Instructions to follow: Copy every line from the first one through the line that contains "segment-label: KV2-30 (297, 60, 331, 94)", including both ends, and reproduce each without any change.

Dataset:
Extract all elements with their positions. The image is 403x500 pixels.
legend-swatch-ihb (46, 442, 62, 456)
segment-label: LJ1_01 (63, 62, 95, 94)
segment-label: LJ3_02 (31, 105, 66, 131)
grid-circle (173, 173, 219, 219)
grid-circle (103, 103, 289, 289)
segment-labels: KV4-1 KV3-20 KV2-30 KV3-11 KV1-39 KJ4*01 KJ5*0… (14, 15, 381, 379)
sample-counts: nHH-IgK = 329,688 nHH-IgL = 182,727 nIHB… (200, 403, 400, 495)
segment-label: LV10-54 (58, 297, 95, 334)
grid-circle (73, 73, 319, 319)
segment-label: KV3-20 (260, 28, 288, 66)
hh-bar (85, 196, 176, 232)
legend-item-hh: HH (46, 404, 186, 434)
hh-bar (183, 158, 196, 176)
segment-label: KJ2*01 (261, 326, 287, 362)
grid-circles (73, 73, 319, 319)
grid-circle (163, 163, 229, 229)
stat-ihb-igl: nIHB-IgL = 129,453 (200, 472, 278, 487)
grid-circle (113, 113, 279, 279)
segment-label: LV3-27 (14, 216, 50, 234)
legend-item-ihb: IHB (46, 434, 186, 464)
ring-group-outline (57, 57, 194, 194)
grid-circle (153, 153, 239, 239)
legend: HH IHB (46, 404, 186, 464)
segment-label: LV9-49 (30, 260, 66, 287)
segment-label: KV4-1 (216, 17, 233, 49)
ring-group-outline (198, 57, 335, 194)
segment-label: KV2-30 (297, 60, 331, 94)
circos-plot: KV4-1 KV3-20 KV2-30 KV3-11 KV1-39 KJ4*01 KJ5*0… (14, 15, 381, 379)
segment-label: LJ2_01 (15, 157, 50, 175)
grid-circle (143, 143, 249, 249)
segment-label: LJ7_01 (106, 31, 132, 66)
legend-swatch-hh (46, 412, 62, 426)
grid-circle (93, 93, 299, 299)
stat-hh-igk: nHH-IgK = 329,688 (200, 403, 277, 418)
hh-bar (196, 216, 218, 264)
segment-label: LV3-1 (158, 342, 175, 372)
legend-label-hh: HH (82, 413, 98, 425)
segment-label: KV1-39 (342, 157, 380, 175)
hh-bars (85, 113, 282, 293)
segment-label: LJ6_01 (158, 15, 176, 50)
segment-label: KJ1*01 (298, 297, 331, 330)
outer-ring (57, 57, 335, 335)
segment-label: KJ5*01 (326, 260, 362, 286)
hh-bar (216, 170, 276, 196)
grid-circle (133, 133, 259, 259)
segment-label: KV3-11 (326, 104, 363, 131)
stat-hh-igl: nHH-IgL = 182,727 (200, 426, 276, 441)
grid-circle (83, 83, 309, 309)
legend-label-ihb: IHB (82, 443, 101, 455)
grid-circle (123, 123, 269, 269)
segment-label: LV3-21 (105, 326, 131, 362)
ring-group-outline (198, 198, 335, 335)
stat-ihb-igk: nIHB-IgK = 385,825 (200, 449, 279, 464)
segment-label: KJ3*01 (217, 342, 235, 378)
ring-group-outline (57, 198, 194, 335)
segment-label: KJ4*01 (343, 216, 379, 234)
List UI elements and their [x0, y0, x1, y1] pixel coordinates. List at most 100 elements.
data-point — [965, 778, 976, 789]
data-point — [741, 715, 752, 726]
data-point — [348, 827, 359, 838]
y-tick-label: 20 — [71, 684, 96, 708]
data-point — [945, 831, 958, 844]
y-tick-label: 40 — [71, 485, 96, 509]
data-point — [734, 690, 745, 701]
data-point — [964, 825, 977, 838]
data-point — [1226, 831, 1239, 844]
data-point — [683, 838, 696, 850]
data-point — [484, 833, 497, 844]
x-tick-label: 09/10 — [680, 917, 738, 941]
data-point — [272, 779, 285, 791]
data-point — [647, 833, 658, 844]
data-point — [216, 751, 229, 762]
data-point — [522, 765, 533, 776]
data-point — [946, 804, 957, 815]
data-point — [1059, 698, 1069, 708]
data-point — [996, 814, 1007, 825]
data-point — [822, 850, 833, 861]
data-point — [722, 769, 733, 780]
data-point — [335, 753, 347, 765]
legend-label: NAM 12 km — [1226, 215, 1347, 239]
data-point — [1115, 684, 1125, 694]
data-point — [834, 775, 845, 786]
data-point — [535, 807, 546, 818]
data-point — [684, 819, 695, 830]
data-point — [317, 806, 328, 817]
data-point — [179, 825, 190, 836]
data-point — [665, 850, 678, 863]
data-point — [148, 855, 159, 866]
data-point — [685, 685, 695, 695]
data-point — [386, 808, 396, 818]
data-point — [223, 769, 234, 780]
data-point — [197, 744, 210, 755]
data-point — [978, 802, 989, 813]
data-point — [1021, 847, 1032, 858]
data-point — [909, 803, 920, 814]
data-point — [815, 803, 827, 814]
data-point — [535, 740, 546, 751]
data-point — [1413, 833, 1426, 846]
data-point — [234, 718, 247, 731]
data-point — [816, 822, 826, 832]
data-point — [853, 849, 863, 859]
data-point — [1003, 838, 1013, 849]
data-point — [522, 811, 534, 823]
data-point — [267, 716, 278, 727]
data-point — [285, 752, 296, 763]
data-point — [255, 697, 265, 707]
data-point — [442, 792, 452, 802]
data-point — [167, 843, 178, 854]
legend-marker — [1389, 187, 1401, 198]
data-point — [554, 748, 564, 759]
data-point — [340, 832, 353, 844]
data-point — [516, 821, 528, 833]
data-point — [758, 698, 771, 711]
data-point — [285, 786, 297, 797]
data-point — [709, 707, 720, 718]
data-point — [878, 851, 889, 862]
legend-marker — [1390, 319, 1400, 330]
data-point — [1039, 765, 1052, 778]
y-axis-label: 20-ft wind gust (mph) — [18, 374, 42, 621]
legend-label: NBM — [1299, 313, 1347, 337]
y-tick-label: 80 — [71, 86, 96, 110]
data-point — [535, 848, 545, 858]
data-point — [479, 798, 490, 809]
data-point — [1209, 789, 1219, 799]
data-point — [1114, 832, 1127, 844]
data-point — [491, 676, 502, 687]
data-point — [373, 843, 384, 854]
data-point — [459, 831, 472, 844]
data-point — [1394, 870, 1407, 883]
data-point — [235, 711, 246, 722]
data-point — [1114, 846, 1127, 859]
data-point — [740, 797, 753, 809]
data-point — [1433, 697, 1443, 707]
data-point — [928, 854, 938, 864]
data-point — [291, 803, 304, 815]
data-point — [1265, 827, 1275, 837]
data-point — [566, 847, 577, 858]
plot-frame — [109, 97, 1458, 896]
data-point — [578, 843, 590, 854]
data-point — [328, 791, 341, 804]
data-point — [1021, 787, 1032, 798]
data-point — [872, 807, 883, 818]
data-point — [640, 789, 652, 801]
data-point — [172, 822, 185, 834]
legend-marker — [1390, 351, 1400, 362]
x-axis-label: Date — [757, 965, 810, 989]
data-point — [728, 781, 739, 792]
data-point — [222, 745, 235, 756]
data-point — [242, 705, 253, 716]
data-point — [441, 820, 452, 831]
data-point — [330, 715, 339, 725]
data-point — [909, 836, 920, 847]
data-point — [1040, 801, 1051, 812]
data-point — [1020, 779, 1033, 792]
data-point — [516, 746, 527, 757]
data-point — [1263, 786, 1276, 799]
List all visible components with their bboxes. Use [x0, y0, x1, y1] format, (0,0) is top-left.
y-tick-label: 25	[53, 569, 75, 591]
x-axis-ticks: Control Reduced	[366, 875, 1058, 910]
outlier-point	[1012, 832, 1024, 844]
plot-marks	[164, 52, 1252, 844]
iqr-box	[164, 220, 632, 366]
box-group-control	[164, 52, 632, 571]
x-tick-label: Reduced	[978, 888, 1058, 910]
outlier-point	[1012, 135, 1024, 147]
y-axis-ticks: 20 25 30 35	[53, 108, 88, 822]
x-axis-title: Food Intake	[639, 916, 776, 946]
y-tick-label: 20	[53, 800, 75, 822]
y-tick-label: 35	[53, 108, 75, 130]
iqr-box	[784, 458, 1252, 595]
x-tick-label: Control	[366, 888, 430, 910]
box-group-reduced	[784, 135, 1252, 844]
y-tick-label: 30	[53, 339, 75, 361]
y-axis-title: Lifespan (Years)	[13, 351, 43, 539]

Exercise output:
Extract all elements with their positions. The image is 403x500 pixels.
legend-swatch-ihb (46, 442, 62, 456)
segment-label: LJ1_01 (63, 62, 95, 94)
segment-label: LJ3_02 (31, 105, 66, 131)
grid-circle (173, 173, 219, 219)
grid-circle (103, 103, 289, 289)
segment-labels: KV4-1 KV3-20 KV2-30 KV3-11 KV1-39 KJ4*01 KJ5*0… (14, 15, 381, 379)
sample-counts: nHH-IgK = 329,688 nHH-IgL = 182,727 nIHB… (200, 403, 400, 495)
segment-label: LV10-54 (58, 297, 95, 334)
grid-circle (73, 73, 319, 319)
segment-label: KV3-20 (260, 28, 288, 66)
hh-bar (85, 196, 176, 232)
legend-item-hh: HH (46, 404, 186, 434)
hh-bar (183, 158, 196, 176)
segment-label: KJ2*01 (261, 326, 287, 362)
grid-circles (73, 73, 319, 319)
grid-circle (163, 163, 229, 229)
stat-ihb-igl: nIHB-IgL = 129,453 (200, 472, 278, 487)
grid-circle (113, 113, 279, 279)
segment-label: LV3-27 (14, 216, 50, 234)
legend-item-ihb: IHB (46, 434, 186, 464)
ring-group-outline (57, 57, 194, 194)
grid-circle (153, 153, 239, 239)
legend: HH IHB (46, 404, 186, 464)
segment-label: LV9-49 (30, 260, 66, 287)
segment-label: KV4-1 (216, 17, 233, 49)
ring-group-outline (198, 57, 335, 194)
segment-label: KV2-30 (297, 60, 331, 94)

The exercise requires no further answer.